Problem:
Find the word "ปรากฏอาการเป" in the listing; pull out each line holding it.

Start The records

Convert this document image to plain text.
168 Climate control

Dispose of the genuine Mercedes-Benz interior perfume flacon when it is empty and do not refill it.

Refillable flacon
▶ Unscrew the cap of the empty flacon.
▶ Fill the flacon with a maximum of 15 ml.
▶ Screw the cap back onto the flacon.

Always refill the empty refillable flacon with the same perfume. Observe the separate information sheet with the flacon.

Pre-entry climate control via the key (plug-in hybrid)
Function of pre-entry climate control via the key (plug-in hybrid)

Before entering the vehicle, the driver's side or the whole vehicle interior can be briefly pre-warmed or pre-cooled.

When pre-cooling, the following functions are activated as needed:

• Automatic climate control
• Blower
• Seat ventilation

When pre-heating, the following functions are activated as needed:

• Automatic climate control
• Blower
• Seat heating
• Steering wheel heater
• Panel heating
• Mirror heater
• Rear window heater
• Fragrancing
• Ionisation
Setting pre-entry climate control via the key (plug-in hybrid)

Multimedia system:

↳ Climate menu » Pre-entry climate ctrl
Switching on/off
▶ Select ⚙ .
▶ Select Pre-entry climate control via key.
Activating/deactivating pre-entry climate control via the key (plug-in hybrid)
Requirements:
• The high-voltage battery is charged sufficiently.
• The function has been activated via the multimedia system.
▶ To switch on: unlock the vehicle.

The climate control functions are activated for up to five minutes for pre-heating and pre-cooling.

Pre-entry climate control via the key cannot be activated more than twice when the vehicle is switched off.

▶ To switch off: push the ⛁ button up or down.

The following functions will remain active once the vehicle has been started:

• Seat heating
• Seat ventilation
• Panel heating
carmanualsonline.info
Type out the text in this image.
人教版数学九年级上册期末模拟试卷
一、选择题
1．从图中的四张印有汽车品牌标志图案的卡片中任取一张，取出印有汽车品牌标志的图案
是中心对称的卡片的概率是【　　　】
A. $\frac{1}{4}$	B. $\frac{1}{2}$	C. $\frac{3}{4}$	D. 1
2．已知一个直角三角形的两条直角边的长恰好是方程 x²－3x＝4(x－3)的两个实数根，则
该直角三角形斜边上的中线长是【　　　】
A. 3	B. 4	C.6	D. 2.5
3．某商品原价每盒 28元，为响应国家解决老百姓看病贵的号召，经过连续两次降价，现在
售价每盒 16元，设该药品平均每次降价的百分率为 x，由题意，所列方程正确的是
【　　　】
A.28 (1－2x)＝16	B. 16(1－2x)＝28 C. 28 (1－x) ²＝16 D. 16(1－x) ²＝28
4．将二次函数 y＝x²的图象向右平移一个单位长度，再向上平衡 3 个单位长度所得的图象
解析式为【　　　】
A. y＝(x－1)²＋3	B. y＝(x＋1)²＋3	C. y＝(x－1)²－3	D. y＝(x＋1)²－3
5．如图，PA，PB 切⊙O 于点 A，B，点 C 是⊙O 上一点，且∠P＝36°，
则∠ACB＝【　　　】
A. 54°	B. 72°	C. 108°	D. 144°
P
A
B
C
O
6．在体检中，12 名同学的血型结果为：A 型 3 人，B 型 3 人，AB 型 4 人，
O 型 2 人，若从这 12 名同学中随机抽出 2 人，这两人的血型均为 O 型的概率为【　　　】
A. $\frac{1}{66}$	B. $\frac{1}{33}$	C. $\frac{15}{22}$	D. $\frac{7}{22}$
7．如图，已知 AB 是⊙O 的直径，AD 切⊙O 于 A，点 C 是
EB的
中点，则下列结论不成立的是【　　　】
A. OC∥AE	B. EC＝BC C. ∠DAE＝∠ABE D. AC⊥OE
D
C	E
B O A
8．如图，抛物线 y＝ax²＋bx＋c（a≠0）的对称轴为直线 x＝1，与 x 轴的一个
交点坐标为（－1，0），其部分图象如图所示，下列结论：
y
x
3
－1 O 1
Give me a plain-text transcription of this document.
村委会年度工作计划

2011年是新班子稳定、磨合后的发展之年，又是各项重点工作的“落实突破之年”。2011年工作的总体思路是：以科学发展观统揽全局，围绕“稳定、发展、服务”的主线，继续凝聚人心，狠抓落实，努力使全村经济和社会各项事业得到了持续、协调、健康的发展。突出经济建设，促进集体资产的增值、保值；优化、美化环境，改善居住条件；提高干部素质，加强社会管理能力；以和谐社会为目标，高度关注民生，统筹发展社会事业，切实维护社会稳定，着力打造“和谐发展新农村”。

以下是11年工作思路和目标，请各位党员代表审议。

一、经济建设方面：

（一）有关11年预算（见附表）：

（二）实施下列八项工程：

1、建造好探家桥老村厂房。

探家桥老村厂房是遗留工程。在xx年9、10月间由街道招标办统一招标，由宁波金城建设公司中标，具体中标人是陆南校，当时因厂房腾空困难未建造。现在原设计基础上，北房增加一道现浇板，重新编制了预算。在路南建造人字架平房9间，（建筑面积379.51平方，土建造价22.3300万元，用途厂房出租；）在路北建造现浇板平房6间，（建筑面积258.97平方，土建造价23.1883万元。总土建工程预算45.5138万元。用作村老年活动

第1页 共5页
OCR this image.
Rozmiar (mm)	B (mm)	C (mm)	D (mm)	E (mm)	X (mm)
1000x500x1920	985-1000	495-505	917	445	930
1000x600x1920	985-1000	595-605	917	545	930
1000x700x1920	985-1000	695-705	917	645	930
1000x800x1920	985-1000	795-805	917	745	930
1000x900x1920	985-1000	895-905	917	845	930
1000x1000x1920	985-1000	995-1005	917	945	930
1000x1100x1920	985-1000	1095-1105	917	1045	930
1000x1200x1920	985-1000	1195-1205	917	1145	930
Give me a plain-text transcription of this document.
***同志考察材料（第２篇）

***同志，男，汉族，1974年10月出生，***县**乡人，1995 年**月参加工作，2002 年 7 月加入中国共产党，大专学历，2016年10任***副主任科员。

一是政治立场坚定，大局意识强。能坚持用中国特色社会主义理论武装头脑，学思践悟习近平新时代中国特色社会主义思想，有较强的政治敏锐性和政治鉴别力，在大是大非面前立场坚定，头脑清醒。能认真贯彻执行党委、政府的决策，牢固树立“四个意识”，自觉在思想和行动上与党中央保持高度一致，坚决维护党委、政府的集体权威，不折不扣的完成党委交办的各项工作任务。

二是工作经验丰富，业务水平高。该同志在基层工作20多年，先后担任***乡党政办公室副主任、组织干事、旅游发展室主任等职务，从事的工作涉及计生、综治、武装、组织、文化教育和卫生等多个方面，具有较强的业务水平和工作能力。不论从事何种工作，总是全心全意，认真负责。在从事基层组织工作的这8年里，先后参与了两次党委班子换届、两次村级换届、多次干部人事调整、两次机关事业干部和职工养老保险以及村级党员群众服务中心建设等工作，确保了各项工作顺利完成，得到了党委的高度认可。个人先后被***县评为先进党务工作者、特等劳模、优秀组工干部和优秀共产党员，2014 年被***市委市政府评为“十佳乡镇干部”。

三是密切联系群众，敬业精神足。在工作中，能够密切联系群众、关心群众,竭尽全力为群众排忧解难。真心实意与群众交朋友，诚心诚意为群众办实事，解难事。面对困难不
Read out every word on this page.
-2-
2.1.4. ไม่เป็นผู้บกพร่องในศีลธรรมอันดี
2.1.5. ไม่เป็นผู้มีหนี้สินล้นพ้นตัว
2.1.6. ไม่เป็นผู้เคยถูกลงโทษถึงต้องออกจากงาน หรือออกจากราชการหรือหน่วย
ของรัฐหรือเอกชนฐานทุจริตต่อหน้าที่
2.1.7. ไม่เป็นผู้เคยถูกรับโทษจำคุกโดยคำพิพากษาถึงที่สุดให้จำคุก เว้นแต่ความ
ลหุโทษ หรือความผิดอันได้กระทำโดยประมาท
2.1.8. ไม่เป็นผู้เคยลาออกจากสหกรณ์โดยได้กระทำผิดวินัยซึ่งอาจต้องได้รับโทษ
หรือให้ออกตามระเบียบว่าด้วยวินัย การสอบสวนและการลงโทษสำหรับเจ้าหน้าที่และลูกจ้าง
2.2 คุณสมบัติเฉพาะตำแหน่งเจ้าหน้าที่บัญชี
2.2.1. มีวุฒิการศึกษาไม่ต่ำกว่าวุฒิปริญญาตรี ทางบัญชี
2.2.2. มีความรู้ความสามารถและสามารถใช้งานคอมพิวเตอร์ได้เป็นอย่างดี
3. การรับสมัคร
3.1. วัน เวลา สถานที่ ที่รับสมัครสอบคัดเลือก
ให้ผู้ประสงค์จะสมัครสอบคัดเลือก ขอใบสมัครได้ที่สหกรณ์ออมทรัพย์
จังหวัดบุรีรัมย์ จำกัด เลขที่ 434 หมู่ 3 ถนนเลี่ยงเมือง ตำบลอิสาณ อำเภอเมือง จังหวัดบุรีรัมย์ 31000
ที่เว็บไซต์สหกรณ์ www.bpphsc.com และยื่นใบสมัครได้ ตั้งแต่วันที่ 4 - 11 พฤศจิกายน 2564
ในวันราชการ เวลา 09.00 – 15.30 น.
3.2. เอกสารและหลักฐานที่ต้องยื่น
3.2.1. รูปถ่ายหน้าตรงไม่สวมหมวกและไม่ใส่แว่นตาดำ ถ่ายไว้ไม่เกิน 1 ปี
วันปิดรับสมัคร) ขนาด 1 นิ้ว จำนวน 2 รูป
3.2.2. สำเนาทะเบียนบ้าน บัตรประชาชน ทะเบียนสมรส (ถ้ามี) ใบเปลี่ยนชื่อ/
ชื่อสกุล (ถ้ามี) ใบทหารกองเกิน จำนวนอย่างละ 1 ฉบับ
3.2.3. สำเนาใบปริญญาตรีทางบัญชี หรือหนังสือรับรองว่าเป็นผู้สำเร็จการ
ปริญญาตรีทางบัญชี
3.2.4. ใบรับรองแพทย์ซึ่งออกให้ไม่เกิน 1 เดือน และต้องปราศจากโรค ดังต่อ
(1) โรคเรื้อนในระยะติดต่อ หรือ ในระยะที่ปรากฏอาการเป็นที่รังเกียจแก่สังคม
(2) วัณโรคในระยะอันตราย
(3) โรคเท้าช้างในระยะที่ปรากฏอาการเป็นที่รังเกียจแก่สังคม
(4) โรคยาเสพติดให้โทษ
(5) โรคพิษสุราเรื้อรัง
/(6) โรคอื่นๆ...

End The records

Full answer:
(1) โรคเรื้อนในระยะติดต่อ หรือ ในระยะที่ปรากฏอาการเป็นที่รังเกียจแก่สังคม
(3) โรคเท้าช้างในระยะที่ปรากฏอาการเป็นที่รังเกียจแก่สังคม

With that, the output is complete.